Exercise goal.
Keep only those lines of the records that include the string "name".
____________________
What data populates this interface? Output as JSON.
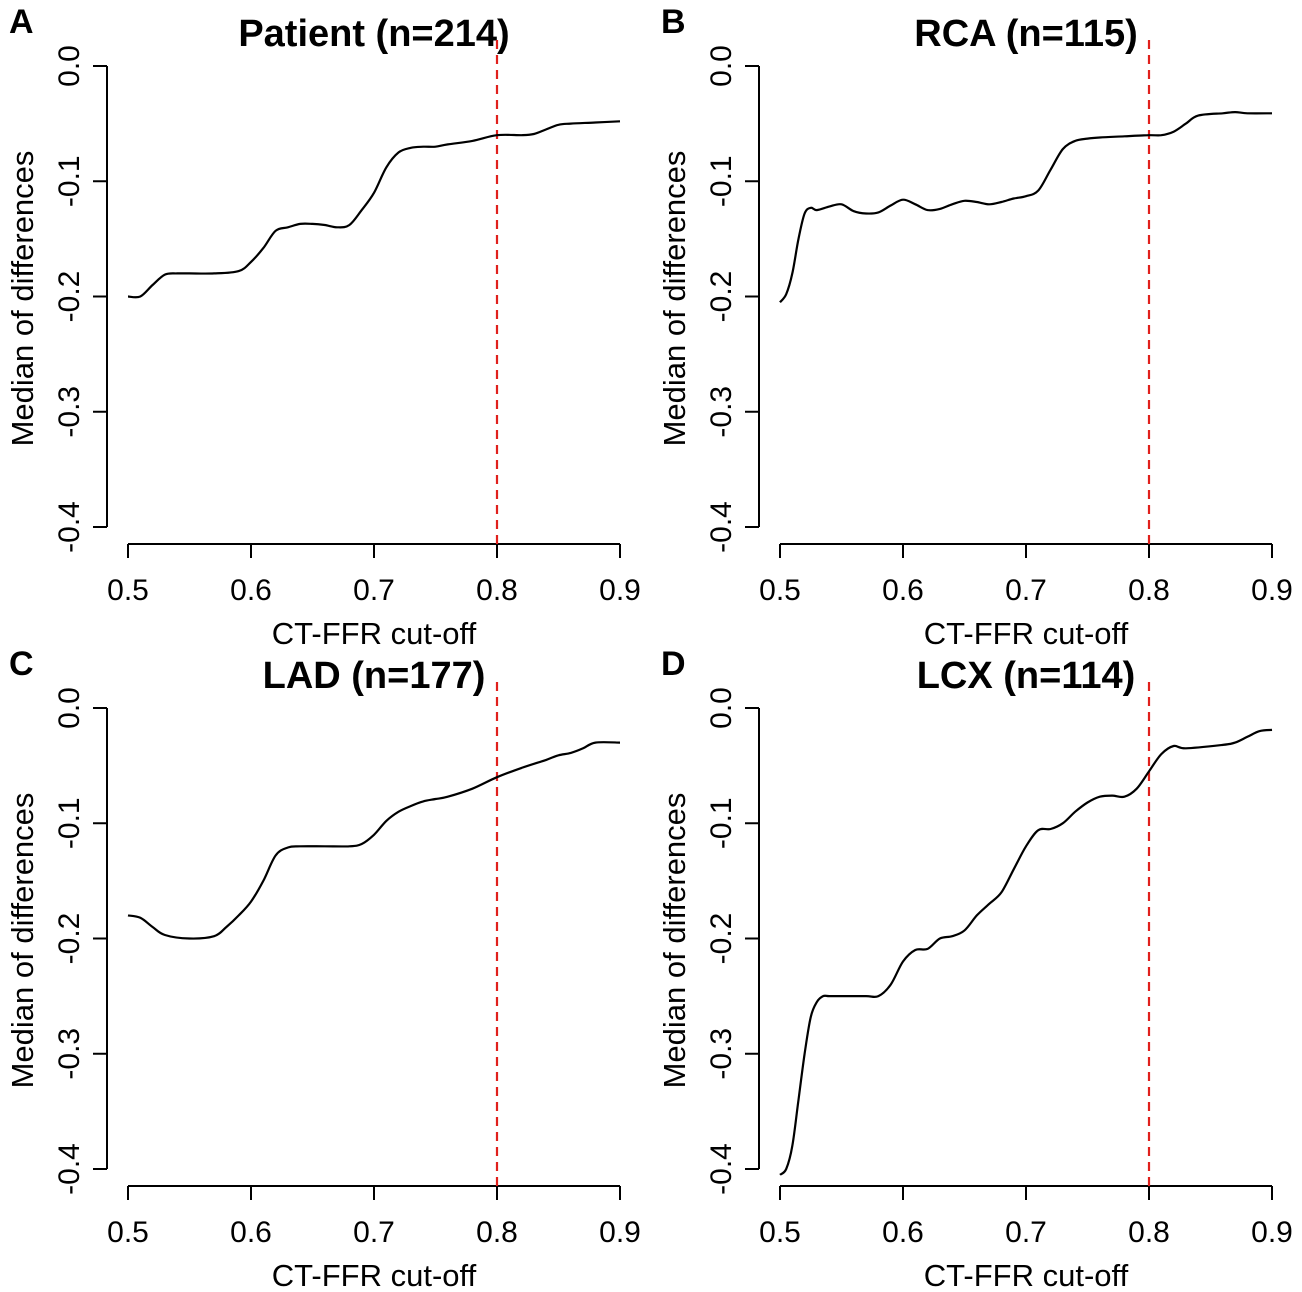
{
  "chart_data": [
    {
      "type": "line",
      "panel_label": "A",
      "title": "Patient (n=214)",
      "xlabel": "CT-FFR cut-off",
      "ylabel": "Median of differences",
      "xlim": [
        0.5,
        0.9
      ],
      "ylim": [
        -0.4,
        0.0
      ],
      "x_ticks": [
        "0.5",
        "0.6",
        "0.7",
        "0.8",
        "0.9"
      ],
      "y_ticks": [
        "0.0",
        "-0.1",
        "-0.2",
        "-0.3",
        "-0.4"
      ],
      "reference_x": 0.8,
      "reference_color": "#e0201c",
      "series": [
        {
          "x": [
            0.5,
            0.51,
            0.52,
            0.53,
            0.54,
            0.55,
            0.57,
            0.59,
            0.6,
            0.61,
            0.62,
            0.63,
            0.64,
            0.65,
            0.66,
            0.67,
            0.68,
            0.69,
            0.7,
            0.71,
            0.72,
            0.73,
            0.74,
            0.75,
            0.76,
            0.78,
            0.8,
            0.82,
            0.83,
            0.84,
            0.85,
            0.86,
            0.88,
            0.9
          ],
          "y": [
            -0.2,
            -0.2,
            -0.19,
            -0.181,
            -0.18,
            -0.18,
            -0.18,
            -0.178,
            -0.17,
            -0.158,
            -0.143,
            -0.14,
            -0.137,
            -0.137,
            -0.138,
            -0.14,
            -0.138,
            -0.125,
            -0.11,
            -0.088,
            -0.075,
            -0.071,
            -0.07,
            -0.07,
            -0.068,
            -0.065,
            -0.06,
            -0.06,
            -0.059,
            -0.055,
            -0.051,
            -0.05,
            -0.049,
            -0.048
          ]
        }
      ]
    },
    {
      "type": "line",
      "panel_label": "B",
      "title": "RCA (n=115)",
      "xlabel": "CT-FFR cut-off",
      "ylabel": "Median of differences",
      "xlim": [
        0.5,
        0.9
      ],
      "ylim": [
        -0.4,
        0.0
      ],
      "x_ticks": [
        "0.5",
        "0.6",
        "0.7",
        "0.8",
        "0.9"
      ],
      "y_ticks": [
        "0.0",
        "-0.1",
        "-0.2",
        "-0.3",
        "-0.4"
      ],
      "reference_x": 0.8,
      "reference_color": "#e0201c",
      "series": [
        {
          "x": [
            0.5,
            0.505,
            0.51,
            0.515,
            0.52,
            0.525,
            0.53,
            0.54,
            0.55,
            0.56,
            0.57,
            0.58,
            0.59,
            0.6,
            0.61,
            0.62,
            0.63,
            0.64,
            0.65,
            0.66,
            0.67,
            0.68,
            0.69,
            0.7,
            0.71,
            0.72,
            0.73,
            0.74,
            0.75,
            0.76,
            0.78,
            0.8,
            0.81,
            0.82,
            0.83,
            0.84,
            0.86,
            0.87,
            0.88,
            0.9
          ],
          "y": [
            -0.205,
            -0.198,
            -0.18,
            -0.15,
            -0.128,
            -0.123,
            -0.125,
            -0.122,
            -0.12,
            -0.126,
            -0.128,
            -0.127,
            -0.121,
            -0.116,
            -0.12,
            -0.125,
            -0.124,
            -0.12,
            -0.117,
            -0.118,
            -0.12,
            -0.118,
            -0.115,
            -0.113,
            -0.108,
            -0.09,
            -0.072,
            -0.065,
            -0.063,
            -0.062,
            -0.061,
            -0.06,
            -0.06,
            -0.057,
            -0.05,
            -0.043,
            -0.041,
            -0.04,
            -0.041,
            -0.041
          ]
        }
      ]
    },
    {
      "type": "line",
      "panel_label": "C",
      "title": "LAD (n=177)",
      "xlabel": "CT-FFR cut-off",
      "ylabel": "Median of differences",
      "xlim": [
        0.5,
        0.9
      ],
      "ylim": [
        -0.4,
        0.0
      ],
      "x_ticks": [
        "0.5",
        "0.6",
        "0.7",
        "0.8",
        "0.9"
      ],
      "y_ticks": [
        "0.0",
        "-0.1",
        "-0.2",
        "-0.3",
        "-0.4"
      ],
      "reference_x": 0.8,
      "reference_color": "#e0201c",
      "series": [
        {
          "x": [
            0.5,
            0.51,
            0.52,
            0.53,
            0.55,
            0.57,
            0.58,
            0.59,
            0.6,
            0.61,
            0.62,
            0.63,
            0.64,
            0.66,
            0.68,
            0.69,
            0.7,
            0.71,
            0.72,
            0.73,
            0.74,
            0.75,
            0.76,
            0.78,
            0.8,
            0.82,
            0.84,
            0.85,
            0.86,
            0.87,
            0.88,
            0.9
          ],
          "y": [
            -0.18,
            -0.182,
            -0.19,
            -0.197,
            -0.2,
            -0.198,
            -0.19,
            -0.18,
            -0.168,
            -0.15,
            -0.128,
            -0.121,
            -0.12,
            -0.12,
            -0.12,
            -0.118,
            -0.11,
            -0.098,
            -0.09,
            -0.085,
            -0.081,
            -0.079,
            -0.077,
            -0.07,
            -0.06,
            -0.052,
            -0.045,
            -0.041,
            -0.039,
            -0.035,
            -0.03,
            -0.03
          ]
        }
      ]
    },
    {
      "type": "line",
      "panel_label": "D",
      "title": "LCX (n=114)",
      "xlabel": "CT-FFR cut-off",
      "ylabel": "Median of differences",
      "xlim": [
        0.5,
        0.9
      ],
      "ylim": [
        -0.4,
        0.0
      ],
      "x_ticks": [
        "0.5",
        "0.6",
        "0.7",
        "0.8",
        "0.9"
      ],
      "y_ticks": [
        "0.0",
        "-0.1",
        "-0.2",
        "-0.3",
        "-0.4"
      ],
      "reference_x": 0.8,
      "reference_color": "#e0201c",
      "series": [
        {
          "x": [
            0.5,
            0.505,
            0.51,
            0.515,
            0.52,
            0.525,
            0.53,
            0.535,
            0.54,
            0.55,
            0.57,
            0.58,
            0.59,
            0.6,
            0.61,
            0.62,
            0.63,
            0.64,
            0.65,
            0.66,
            0.67,
            0.68,
            0.69,
            0.7,
            0.71,
            0.72,
            0.73,
            0.74,
            0.75,
            0.76,
            0.77,
            0.78,
            0.79,
            0.8,
            0.81,
            0.82,
            0.83,
            0.86,
            0.87,
            0.88,
            0.89,
            0.9
          ],
          "y": [
            -0.405,
            -0.4,
            -0.38,
            -0.34,
            -0.3,
            -0.268,
            -0.255,
            -0.25,
            -0.25,
            -0.25,
            -0.25,
            -0.25,
            -0.24,
            -0.22,
            -0.21,
            -0.209,
            -0.2,
            -0.198,
            -0.193,
            -0.18,
            -0.17,
            -0.16,
            -0.14,
            -0.12,
            -0.106,
            -0.105,
            -0.1,
            -0.09,
            -0.082,
            -0.077,
            -0.076,
            -0.077,
            -0.07,
            -0.055,
            -0.04,
            -0.033,
            -0.035,
            -0.032,
            -0.03,
            -0.025,
            -0.02,
            -0.019
          ]
        }
      ]
    }
  ]
}
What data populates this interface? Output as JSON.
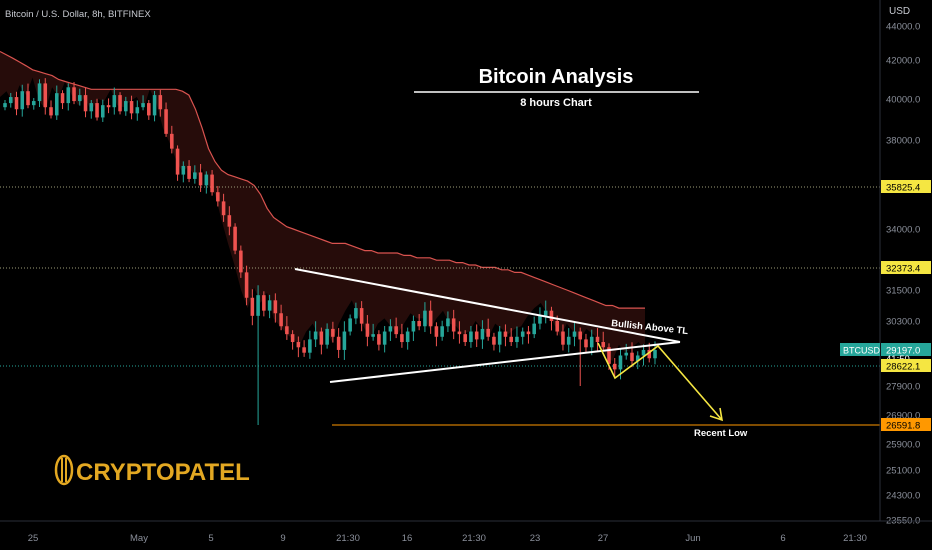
{
  "header": {
    "symbol_title": "Bitcoin / U.S. Dollar, 8h, BITFINEX",
    "currency": "USD"
  },
  "overlay": {
    "title": "Bitcoin  Analysis",
    "subtitle": "8 hours Chart",
    "logo_text": "CRYPTOPATEL",
    "annotation_bullish": "Bullish Above TL",
    "annotation_recent_low": "Recent Low"
  },
  "colors": {
    "up": "#26a69a",
    "down": "#ef5350",
    "cloud_line": "#d9534f",
    "cloud_fill": "#2a0d0b",
    "trendline": "#ffffff",
    "projection": "#f5e642",
    "support": "#ff9800",
    "label_yellow": "#f5e642",
    "label_green": "#26a69a",
    "label_orange": "#ff9800",
    "logo": "#e3a822"
  },
  "chart_data": {
    "type": "candlestick",
    "x_ticks": [
      "25",
      "May",
      "5",
      "9",
      "21:30",
      "16",
      "21:30",
      "23",
      "27",
      "Jun",
      "6",
      "21:30"
    ],
    "y_ticks": [
      "44000.0",
      "42000.0",
      "40000.0",
      "38000.0",
      "34000.0",
      "31500.0",
      "30300.0",
      "27900.0",
      "26900.0",
      "25900.0",
      "25100.0",
      "24300.0",
      "23550.0"
    ],
    "ylim": [
      23000,
      45000
    ],
    "price_labels": [
      {
        "text": "35825.4",
        "value": 35825.4,
        "style": "yellow"
      },
      {
        "text": "32373.4",
        "value": 32373.4,
        "style": "yellow"
      },
      {
        "text": "BTCUSD",
        "value": 29197.0,
        "style": "green"
      },
      {
        "text": "29197.0",
        "value": 29197.0,
        "style": "green"
      },
      {
        "text": "41:50",
        "value": 28900.0,
        "style": "plain"
      },
      {
        "text": "28622.1",
        "value": 28622.1,
        "style": "yellow"
      },
      {
        "text": "26591.8",
        "value": 26591.8,
        "style": "orange"
      }
    ],
    "candles_close": [
      39800,
      40100,
      39500,
      40400,
      39700,
      39900,
      40800,
      39600,
      39200,
      40300,
      39800,
      40600,
      39900,
      40200,
      39400,
      39800,
      39100,
      39700,
      39600,
      40200,
      39400,
      39900,
      39300,
      39600,
      39800,
      39200,
      40200,
      39500,
      38300,
      37600,
      36400,
      36800,
      36200,
      36500,
      35900,
      36400,
      35600,
      35200,
      34600,
      34100,
      33100,
      32200,
      31200,
      30500,
      31300,
      30700,
      31100,
      30600,
      30100,
      29800,
      29500,
      29300,
      29100,
      29600,
      29900,
      29400,
      30000,
      29700,
      29200,
      29900,
      30400,
      30800,
      30200,
      29700,
      29800,
      29400,
      29900,
      30100,
      29800,
      29500,
      29900,
      30300,
      30100,
      30700,
      30100,
      29700,
      30100,
      30400,
      29900,
      29800,
      29500,
      29900,
      29600,
      30000,
      29700,
      29400,
      29900,
      29700,
      29500,
      29700,
      29900,
      29800,
      30200,
      30500,
      30700,
      30300,
      29900,
      29400,
      29700,
      29900,
      29600,
      29300,
      29700,
      29500,
      29300,
      28700,
      28500,
      29000,
      29100,
      28800,
      29000,
      29200,
      28900,
      29197
    ],
    "cloud_upper": [
      42500,
      42300,
      42100,
      41900,
      41700,
      41500,
      41400,
      41300,
      41200,
      41000,
      40900,
      40800,
      40700,
      40600,
      40500,
      40500,
      40500,
      40500,
      40500,
      40500,
      40500,
      40500,
      40500,
      40500,
      40500,
      40500,
      40500,
      40500,
      40400,
      40200,
      39500,
      38600,
      37600,
      37000,
      36600,
      36400,
      36300,
      36200,
      36100,
      35900,
      35500,
      34900,
      34500,
      34300,
      34100,
      34000,
      33900,
      33800,
      33700,
      33600,
      33500,
      33400,
      33400,
      33400,
      33300,
      33200,
      33100,
      33100,
      33000,
      33000,
      33000,
      33000,
      32900,
      32900,
      32800,
      32800,
      32800,
      32700,
      32700,
      32700,
      32600,
      32600,
      32500,
      32500,
      32400,
      32400,
      32400,
      32300,
      32300,
      32200,
      32200,
      32100,
      32000,
      31900,
      31800,
      31700,
      31600,
      31500,
      31400,
      31300,
      31200,
      31100,
      31000,
      30900,
      30900,
      30800,
      30800,
      30800,
      30800,
      30800
    ],
    "levels": [
      {
        "name": "resistance-1",
        "value": 35825.4
      },
      {
        "name": "resistance-2",
        "value": 32373.4
      },
      {
        "name": "current",
        "value": 28622.1
      },
      {
        "name": "recent-low",
        "value": 26591.8
      }
    ]
  }
}
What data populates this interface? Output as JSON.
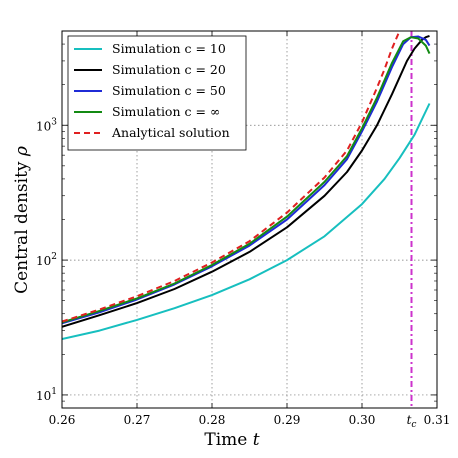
____________________
Answer to the exercise.
        "name": "resistance-1",
        "name": "resistance-2",
        "name": "current",
        "name": "recent-low",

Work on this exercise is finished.